## Short exercise:
Gather all lines in the data that hold the string "JSON".

[Rows from a figure dataset]
+ + + +
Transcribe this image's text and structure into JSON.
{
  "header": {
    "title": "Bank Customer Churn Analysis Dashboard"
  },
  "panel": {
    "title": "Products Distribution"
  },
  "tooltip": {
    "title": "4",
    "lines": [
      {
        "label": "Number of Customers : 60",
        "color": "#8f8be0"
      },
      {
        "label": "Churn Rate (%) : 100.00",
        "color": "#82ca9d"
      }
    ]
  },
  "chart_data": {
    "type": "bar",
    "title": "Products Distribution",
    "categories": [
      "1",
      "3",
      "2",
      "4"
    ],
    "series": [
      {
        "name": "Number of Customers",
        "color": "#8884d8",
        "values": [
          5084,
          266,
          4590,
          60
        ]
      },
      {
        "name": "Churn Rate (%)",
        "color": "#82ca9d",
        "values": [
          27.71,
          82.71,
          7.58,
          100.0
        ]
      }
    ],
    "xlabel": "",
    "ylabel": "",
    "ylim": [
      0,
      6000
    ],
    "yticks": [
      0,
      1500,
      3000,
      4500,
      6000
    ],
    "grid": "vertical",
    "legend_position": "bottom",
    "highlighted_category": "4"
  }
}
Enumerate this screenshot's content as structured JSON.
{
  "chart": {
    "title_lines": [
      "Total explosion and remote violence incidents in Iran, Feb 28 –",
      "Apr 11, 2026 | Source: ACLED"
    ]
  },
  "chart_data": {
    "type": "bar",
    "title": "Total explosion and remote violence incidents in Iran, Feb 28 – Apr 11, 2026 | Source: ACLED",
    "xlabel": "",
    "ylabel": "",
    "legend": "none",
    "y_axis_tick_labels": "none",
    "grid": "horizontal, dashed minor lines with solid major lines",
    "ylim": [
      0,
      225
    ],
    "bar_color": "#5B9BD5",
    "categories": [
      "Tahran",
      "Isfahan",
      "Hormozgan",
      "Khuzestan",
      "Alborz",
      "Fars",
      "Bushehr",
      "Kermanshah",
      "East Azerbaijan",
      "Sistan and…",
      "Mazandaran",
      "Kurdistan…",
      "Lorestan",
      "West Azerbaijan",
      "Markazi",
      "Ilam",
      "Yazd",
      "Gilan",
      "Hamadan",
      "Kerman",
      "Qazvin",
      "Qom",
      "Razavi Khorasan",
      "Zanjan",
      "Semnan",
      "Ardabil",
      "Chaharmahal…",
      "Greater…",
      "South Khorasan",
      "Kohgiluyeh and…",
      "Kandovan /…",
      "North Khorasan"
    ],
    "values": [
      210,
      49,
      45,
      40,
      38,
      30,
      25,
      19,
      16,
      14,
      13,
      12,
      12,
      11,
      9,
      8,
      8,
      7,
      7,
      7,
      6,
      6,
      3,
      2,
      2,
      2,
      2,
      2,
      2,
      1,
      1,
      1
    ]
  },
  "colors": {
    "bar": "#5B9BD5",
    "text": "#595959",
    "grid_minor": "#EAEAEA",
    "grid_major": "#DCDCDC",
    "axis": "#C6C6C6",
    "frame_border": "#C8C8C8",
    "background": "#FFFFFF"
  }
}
+ + + +
## Task solution:
Transcribe this image's text and structure into JSON.
Enumerate this screenshot's content as structured JSON.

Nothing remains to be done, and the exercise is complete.